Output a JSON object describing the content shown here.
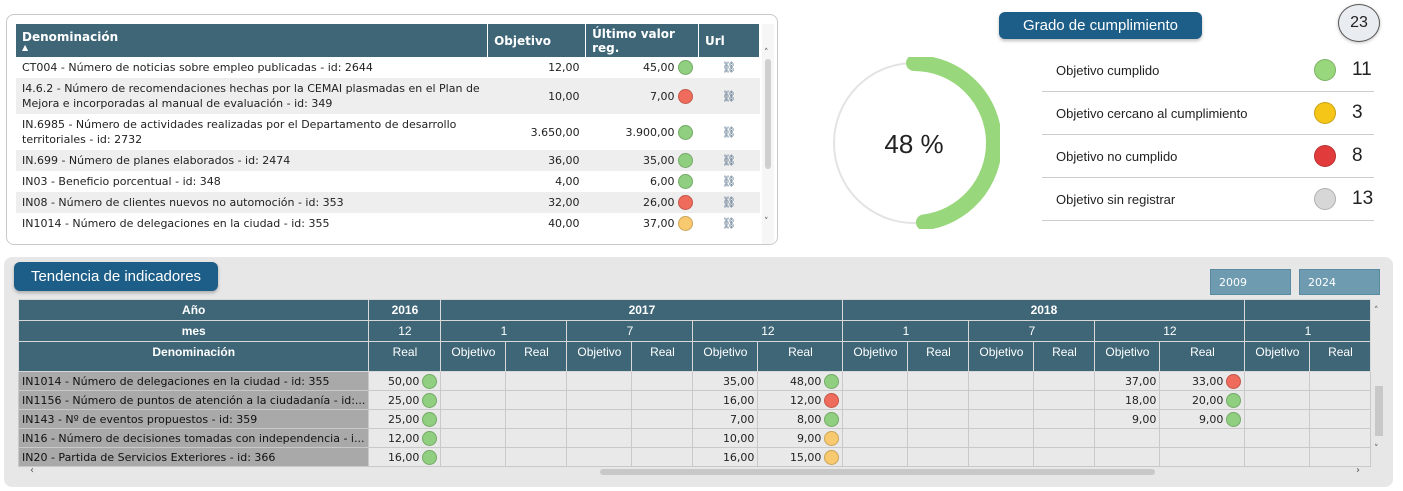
{
  "indicator_table": {
    "headers": {
      "name": "Denominación",
      "target": "Objetivo",
      "last_value": "Último valor reg.",
      "url": "Url"
    },
    "rows": [
      {
        "name": "CT004 - Número de noticias sobre empleo publicadas - id: 2644",
        "target": "12,00",
        "value": "45,00",
        "status": "green",
        "link_icon": "link-icon"
      },
      {
        "name": "I4.6.2 - Número de recomendaciones hechas por la CEMAI plasmadas en el Plan de Mejora e incorporadas al manual de evaluación - id: 349",
        "target": "10,00",
        "value": "7,00",
        "status": "red",
        "link_icon": "link-icon"
      },
      {
        "name": "IN.6985 - Número de actividades realizadas por el Departamento de desarrollo territoriales - id: 2732",
        "target": "3.650,00",
        "value": "3.900,00",
        "status": "green",
        "link_icon": "link-icon"
      },
      {
        "name": "IN.699 - Número de planes elaborados - id: 2474",
        "target": "36,00",
        "value": "35,00",
        "status": "green",
        "link_icon": "link-icon"
      },
      {
        "name": "IN03 - Beneficio porcentual - id: 348",
        "target": "4,00",
        "value": "6,00",
        "status": "green",
        "link_icon": "link-icon"
      },
      {
        "name": "IN08 - Número de clientes nuevos no automoción - id: 353",
        "target": "32,00",
        "value": "26,00",
        "status": "red",
        "link_icon": "link-icon"
      },
      {
        "name": "IN1014 - Número de delegaciones en la ciudad - id: 355",
        "target": "40,00",
        "value": "37,00",
        "status": "yellow",
        "link_icon": "link-icon"
      }
    ]
  },
  "gauge": {
    "label": "48 %",
    "percent": 48,
    "color": "#98d77b"
  },
  "grado": {
    "title": "Grado de cumplimiento",
    "total": "23",
    "items": [
      {
        "label": "Objetivo cumplido",
        "count": "11",
        "color": "#98d77b"
      },
      {
        "label": "Objetivo cercano al cumplimiento",
        "count": "3",
        "color": "#f5c518"
      },
      {
        "label": "Objetivo no cumplido",
        "count": "8",
        "color": "#e23b3b"
      },
      {
        "label": "Objetivo sin registrar",
        "count": "13",
        "color": "#d7d7d7"
      }
    ]
  },
  "tendencia": {
    "title": "Tendencia de indicadores",
    "year_from": "2009",
    "year_to": "2024",
    "row_labels": {
      "year": "Año",
      "month": "mes",
      "name": "Denominación"
    },
    "years": [
      "2016",
      "2017",
      "2018"
    ],
    "months": [
      "12",
      "1",
      "7",
      "12",
      "1",
      "7",
      "12",
      "1"
    ],
    "measures": {
      "objective": "Objetivo",
      "real": "Real"
    },
    "rows": [
      {
        "name": "IN1014 - Número de delegaciones en la ciudad - id: 355",
        "r2016_12": "50,00",
        "s2016_12": "green",
        "o2017_12": "35,00",
        "r2017_12": "48,00",
        "s2017_12": "green",
        "o2018_12": "37,00",
        "r2018_12": "33,00",
        "s2018_12": "red"
      },
      {
        "name": "IN1156 - Número de puntos de atención a la ciudadanía - id:...",
        "r2016_12": "25,00",
        "s2016_12": "green",
        "o2017_12": "16,00",
        "r2017_12": "12,00",
        "s2017_12": "red",
        "o2018_12": "18,00",
        "r2018_12": "20,00",
        "s2018_12": "green"
      },
      {
        "name": "IN143 - Nº de eventos propuestos - id: 359",
        "r2016_12": "25,00",
        "s2016_12": "green",
        "o2017_12": "7,00",
        "r2017_12": "8,00",
        "s2017_12": "green",
        "o2018_12": "9,00",
        "r2018_12": "9,00",
        "s2018_12": "green"
      },
      {
        "name": "IN16 - Número de decisiones tomadas con independencia - i...",
        "r2016_12": "12,00",
        "s2016_12": "green",
        "o2017_12": "10,00",
        "r2017_12": "9,00",
        "s2017_12": "yellow",
        "o2018_12": "",
        "r2018_12": "",
        "s2018_12": ""
      },
      {
        "name": "IN20 - Partida de Servicios Exteriores - id: 366",
        "r2016_12": "16,00",
        "s2016_12": "green",
        "o2017_12": "16,00",
        "r2017_12": "15,00",
        "s2017_12": "yellow",
        "o2018_12": "",
        "r2018_12": "",
        "s2018_12": ""
      }
    ]
  },
  "status_colors": {
    "green": "#8fcf7f",
    "red": "#ef6b5b",
    "yellow": "#f8c96e"
  }
}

• [Task details]
Pictures in the records above are left out; print everything else exactly as written.

• [Written response]
Output a JSON object describing the content shown here.
{
  "indicator_table": {
    "headers": {
      "name": "Denominación",
      "target": "Objetivo",
      "last_value": "Último valor reg.",
      "url": "Url"
    },
    "rows": [
      {
        "name": "CT004 - Número de noticias sobre empleo publicadas - id: 2644",
        "target": "12,00",
        "value": "45,00",
        "status": "green",
        "link_icon": "link-icon"
      },
      {
        "name": "I4.6.2 - Número de recomendaciones hechas por la CEMAI plasmadas en el Plan de Mejora e incorporadas al manual de evaluación - id: 349",
        "target": "10,00",
        "value": "7,00",
        "status": "red",
        "link_icon": "link-icon"
      },
      {
        "name": "IN.6985 - Número de actividades realizadas por el Departamento de desarrollo territoriales - id: 2732",
        "target": "3.650,00",
        "value": "3.900,00",
        "status": "green",
        "link_icon": "link-icon"
      },
      {
        "name": "IN.699 - Número de planes elaborados - id: 2474",
        "target": "36,00",
        "value": "35,00",
        "status": "green",
        "link_icon": "link-icon"
      },
      {
        "name": "IN03 - Beneficio porcentual - id: 348",
        "target": "4,00",
        "value": "6,00",
        "status": "green",
        "link_icon": "link-icon"
      },
      {
        "name": "IN08 - Número de clientes nuevos no automoción - id: 353",
        "target": "32,00",
        "value": "26,00",
        "status": "red",
        "link_icon": "link-icon"
      },
      {
        "name": "IN1014 - Número de delegaciones en la ciudad - id: 355",
        "target": "40,00",
        "value": "37,00",
        "status": "yellow",
        "link_icon": "link-icon"
      }
    ]
  },
  "gauge": {
    "label": "48 %",
    "percent": 48,
    "color": "#98d77b"
  },
  "grado": {
    "title": "Grado de cumplimiento",
    "total": "23",
    "items": [
      {
        "label": "Objetivo cumplido",
        "count": "11",
        "color": "#98d77b"
      },
      {
        "label": "Objetivo cercano al cumplimiento",
        "count": "3",
        "color": "#f5c518"
      },
      {
        "label": "Objetivo no cumplido",
        "count": "8",
        "color": "#e23b3b"
      },
      {
        "label": "Objetivo sin registrar",
        "count": "13",
        "color": "#d7d7d7"
      }
    ]
  },
  "tendencia": {
    "title": "Tendencia de indicadores",
    "year_from": "2009",
    "year_to": "2024",
    "row_labels": {
      "year": "Año",
      "month": "mes",
      "name": "Denominación"
    },
    "years": [
      "2016",
      "2017",
      "2018"
    ],
    "months": [
      "12",
      "1",
      "7",
      "12",
      "1",
      "7",
      "12",
      "1"
    ],
    "measures": {
      "objective": "Objetivo",
      "real": "Real"
    },
    "rows": [
      {
        "name": "IN1014 - Número de delegaciones en la ciudad - id: 355",
        "r2016_12": "50,00",
        "s2016_12": "green",
        "o2017_12": "35,00",
        "r2017_12": "48,00",
        "s2017_12": "green",
        "o2018_12": "37,00",
        "r2018_12": "33,00",
        "s2018_12": "red"
      },
      {
        "name": "IN1156 - Número de puntos de atención a la ciudadanía - id:...",
        "r2016_12": "25,00",
        "s2016_12": "green",
        "o2017_12": "16,00",
        "r2017_12": "12,00",
        "s2017_12": "red",
        "o2018_12": "18,00",
        "r2018_12": "20,00",
        "s2018_12": "green"
      },
      {
        "name": "IN143 - Nº de eventos propuestos - id: 359",
        "r2016_12": "25,00",
        "s2016_12": "green",
        "o2017_12": "7,00",
        "r2017_12": "8,00",
        "s2017_12": "green",
        "o2018_12": "9,00",
        "r2018_12": "9,00",
        "s2018_12": "green"
      },
      {
        "name": "IN16 - Número de decisiones tomadas con independencia - i...",
        "r2016_12": "12,00",
        "s2016_12": "green",
        "o2017_12": "10,00",
        "r2017_12": "9,00",
        "s2017_12": "yellow",
        "o2018_12": "",
        "r2018_12": "",
        "s2018_12": ""
      },
      {
        "name": "IN20 - Partida de Servicios Exteriores - id: 366",
        "r2016_12": "16,00",
        "s2016_12": "green",
        "o2017_12": "16,00",
        "r2017_12": "15,00",
        "s2017_12": "yellow",
        "o2018_12": "",
        "r2018_12": "",
        "s2018_12": ""
      }
    ]
  },
  "status_colors": {
    "green": "#8fcf7f",
    "red": "#ef6b5b",
    "yellow": "#f8c96e"
  }
}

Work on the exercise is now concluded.